RECORDED DATA
· · · · ·

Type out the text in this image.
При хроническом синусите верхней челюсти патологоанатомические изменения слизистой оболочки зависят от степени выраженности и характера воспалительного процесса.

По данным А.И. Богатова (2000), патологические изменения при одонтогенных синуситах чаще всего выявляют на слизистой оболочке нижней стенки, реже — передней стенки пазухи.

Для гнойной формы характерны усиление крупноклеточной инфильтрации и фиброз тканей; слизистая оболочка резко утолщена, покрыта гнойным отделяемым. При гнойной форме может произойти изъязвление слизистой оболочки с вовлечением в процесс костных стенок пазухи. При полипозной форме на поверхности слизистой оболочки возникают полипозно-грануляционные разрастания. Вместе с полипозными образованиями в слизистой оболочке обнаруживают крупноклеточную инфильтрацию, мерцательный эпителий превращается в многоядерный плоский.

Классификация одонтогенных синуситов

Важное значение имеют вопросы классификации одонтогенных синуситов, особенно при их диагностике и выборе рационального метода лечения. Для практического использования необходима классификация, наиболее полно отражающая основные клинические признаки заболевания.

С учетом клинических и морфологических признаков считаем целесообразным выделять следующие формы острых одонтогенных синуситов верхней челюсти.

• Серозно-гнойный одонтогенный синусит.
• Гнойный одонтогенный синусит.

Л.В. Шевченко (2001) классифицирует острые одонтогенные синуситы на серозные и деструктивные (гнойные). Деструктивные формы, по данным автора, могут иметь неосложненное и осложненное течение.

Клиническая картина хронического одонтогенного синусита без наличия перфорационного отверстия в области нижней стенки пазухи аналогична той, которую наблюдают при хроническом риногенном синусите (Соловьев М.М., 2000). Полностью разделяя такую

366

· · · · ·

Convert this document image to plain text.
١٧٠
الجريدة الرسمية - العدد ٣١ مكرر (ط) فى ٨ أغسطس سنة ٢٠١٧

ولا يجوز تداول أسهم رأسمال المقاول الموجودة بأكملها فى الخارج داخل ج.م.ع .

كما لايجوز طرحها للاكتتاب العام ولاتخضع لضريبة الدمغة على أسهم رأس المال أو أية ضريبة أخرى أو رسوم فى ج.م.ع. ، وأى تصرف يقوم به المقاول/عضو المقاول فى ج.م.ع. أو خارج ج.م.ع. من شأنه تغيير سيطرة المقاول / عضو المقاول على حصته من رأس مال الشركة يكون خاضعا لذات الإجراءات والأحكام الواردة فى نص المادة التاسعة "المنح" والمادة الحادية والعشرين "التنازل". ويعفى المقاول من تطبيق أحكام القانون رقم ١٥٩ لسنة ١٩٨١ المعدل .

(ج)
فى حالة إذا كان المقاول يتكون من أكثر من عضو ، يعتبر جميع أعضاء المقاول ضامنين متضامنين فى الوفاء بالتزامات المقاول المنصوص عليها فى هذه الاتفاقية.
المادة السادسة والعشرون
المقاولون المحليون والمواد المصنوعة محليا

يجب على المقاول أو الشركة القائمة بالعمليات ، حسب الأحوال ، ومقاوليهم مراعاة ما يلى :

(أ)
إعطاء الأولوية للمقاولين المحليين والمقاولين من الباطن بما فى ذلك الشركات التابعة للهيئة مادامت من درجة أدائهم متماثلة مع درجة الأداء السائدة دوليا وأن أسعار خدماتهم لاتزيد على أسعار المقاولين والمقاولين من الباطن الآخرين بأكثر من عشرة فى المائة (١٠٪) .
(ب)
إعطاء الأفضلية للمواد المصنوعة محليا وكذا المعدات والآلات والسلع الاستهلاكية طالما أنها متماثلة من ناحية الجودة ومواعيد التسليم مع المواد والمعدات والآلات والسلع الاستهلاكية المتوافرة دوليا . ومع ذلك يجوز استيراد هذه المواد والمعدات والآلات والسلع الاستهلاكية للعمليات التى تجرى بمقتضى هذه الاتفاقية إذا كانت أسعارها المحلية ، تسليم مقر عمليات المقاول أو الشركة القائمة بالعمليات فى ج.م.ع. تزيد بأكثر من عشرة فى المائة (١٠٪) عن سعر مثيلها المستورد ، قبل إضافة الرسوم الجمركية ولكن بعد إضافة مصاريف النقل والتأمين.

· · · · ·

EXERCISE DESCRIPTION
Within the listing above, copy each line that has the string "أسهم".

OUTPUT OF THE TASK
ولا يجوز تداول أسهم رأسمال المقاول الموجودة بأكملها فى الخارج داخل ج.م.ع .
كما لايجوز طرحها للاكتتاب العام ولاتخضع لضريبة الدمغة على أسهم رأس المال أو أية ضريبة أخرى أو رسوم فى ج.م.ع. ، وأى تصرف يقوم به المقاول/عضو المقاول فى ج.م.ع. أو خارج ج.م.ع. من شأنه تغيير سيطرة المقاول / عضو المقاول على حصته من رأس مال الشركة يكون خاضعا لذات الإجراءات والأحكام الواردة فى نص المادة التاسعة "المنح" والمادة الحادية والعشرين "التنازل". ويعفى المقاول من تطبيق أحكام القانون رقم ١٥٩ لسنة ١٩٨١ المعدل .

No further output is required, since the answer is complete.